§ **Brief**
From the listing below, extract every line in which the word "Леонид" appears.

[Begin]

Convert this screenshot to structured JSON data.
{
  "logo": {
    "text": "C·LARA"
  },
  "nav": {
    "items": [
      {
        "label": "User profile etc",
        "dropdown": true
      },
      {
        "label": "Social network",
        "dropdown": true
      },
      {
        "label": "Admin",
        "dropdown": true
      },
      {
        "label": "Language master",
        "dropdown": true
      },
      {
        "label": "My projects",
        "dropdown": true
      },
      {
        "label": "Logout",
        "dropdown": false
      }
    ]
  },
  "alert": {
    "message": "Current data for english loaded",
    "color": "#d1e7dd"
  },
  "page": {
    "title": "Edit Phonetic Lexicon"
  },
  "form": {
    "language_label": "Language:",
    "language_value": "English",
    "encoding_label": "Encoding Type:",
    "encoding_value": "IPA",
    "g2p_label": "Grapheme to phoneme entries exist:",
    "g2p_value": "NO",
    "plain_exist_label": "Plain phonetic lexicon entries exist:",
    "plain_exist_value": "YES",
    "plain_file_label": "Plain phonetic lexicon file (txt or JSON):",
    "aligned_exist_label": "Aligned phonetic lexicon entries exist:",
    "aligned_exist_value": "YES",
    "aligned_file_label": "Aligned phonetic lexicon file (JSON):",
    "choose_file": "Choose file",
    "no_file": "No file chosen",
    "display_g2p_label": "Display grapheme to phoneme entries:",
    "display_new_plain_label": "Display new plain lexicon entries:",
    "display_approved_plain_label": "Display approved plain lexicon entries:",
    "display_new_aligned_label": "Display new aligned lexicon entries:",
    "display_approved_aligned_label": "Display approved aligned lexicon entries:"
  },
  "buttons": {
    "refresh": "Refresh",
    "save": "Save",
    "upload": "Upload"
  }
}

[End]
[Begin]

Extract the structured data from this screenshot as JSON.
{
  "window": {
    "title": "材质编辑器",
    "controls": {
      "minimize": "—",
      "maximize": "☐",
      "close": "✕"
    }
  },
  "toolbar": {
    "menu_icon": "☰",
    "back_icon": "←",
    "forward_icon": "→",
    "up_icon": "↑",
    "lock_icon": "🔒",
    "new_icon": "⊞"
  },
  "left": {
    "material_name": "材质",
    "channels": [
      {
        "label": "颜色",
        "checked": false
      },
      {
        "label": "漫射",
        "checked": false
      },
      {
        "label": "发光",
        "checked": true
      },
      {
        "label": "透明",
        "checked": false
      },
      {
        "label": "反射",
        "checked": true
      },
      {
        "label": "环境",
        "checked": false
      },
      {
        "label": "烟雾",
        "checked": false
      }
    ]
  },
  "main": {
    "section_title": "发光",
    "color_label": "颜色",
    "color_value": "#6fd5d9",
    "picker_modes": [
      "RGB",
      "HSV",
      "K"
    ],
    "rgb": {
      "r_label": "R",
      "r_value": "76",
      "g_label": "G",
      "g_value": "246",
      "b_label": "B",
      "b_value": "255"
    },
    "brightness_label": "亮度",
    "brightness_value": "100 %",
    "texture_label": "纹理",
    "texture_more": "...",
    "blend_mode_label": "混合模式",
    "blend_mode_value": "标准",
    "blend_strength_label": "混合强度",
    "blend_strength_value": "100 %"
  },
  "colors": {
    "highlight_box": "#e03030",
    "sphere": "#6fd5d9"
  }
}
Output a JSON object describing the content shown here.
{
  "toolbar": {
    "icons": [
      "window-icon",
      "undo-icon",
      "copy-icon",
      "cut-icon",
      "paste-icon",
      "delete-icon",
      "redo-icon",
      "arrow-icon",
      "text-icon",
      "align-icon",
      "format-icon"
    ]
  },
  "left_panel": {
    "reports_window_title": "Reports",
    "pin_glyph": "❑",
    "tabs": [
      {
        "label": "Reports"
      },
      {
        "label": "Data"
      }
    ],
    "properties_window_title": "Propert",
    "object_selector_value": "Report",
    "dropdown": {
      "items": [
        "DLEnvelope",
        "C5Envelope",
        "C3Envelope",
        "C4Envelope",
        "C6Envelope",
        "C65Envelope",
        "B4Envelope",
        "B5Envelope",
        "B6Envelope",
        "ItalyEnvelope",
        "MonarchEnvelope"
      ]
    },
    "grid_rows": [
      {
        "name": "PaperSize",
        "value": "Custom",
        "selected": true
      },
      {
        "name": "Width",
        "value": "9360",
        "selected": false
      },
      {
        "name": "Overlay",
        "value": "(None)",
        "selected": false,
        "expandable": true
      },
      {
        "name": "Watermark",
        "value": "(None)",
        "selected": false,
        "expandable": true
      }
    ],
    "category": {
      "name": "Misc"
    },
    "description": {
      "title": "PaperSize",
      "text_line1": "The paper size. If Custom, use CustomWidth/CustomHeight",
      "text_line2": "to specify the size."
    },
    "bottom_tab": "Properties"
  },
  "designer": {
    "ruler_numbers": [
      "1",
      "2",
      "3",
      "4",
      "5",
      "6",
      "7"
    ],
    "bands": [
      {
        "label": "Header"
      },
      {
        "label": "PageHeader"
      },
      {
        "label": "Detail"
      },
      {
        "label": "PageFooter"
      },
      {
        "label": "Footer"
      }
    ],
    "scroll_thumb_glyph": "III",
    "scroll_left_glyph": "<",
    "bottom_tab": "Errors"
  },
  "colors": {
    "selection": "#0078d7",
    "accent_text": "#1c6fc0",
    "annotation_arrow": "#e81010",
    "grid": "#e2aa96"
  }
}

[End]
[Begin]

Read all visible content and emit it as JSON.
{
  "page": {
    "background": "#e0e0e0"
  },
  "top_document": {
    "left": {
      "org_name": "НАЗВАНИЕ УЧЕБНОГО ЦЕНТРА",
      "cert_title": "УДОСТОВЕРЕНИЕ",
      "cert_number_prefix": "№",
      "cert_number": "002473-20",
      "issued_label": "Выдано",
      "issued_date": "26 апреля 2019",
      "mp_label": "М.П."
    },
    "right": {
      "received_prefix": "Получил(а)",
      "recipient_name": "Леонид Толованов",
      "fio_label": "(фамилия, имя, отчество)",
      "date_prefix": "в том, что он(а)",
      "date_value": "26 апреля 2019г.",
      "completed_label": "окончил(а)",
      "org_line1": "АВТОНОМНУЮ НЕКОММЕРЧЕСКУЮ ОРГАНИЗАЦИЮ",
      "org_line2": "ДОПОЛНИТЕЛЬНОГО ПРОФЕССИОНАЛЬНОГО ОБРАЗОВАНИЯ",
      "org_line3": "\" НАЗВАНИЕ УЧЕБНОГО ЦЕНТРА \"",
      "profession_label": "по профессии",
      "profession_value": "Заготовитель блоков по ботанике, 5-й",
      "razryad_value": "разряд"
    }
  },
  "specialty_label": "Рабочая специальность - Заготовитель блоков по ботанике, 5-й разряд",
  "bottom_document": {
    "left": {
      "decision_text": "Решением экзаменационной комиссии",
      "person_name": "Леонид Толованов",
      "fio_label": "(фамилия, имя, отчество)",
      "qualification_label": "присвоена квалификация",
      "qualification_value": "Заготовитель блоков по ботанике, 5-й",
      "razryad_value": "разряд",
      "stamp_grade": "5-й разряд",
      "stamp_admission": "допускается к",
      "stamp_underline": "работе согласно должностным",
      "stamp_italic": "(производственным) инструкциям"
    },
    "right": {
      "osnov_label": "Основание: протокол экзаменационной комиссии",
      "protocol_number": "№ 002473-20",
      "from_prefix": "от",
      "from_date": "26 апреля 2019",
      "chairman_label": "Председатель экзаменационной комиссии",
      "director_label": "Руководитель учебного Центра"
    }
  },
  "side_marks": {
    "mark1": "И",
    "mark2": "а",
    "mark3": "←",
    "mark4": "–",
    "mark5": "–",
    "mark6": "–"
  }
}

[End]

§ **Full output**
      "recipient_name": "Леонид Толованов",
      "person_name": "Леонид Толованов",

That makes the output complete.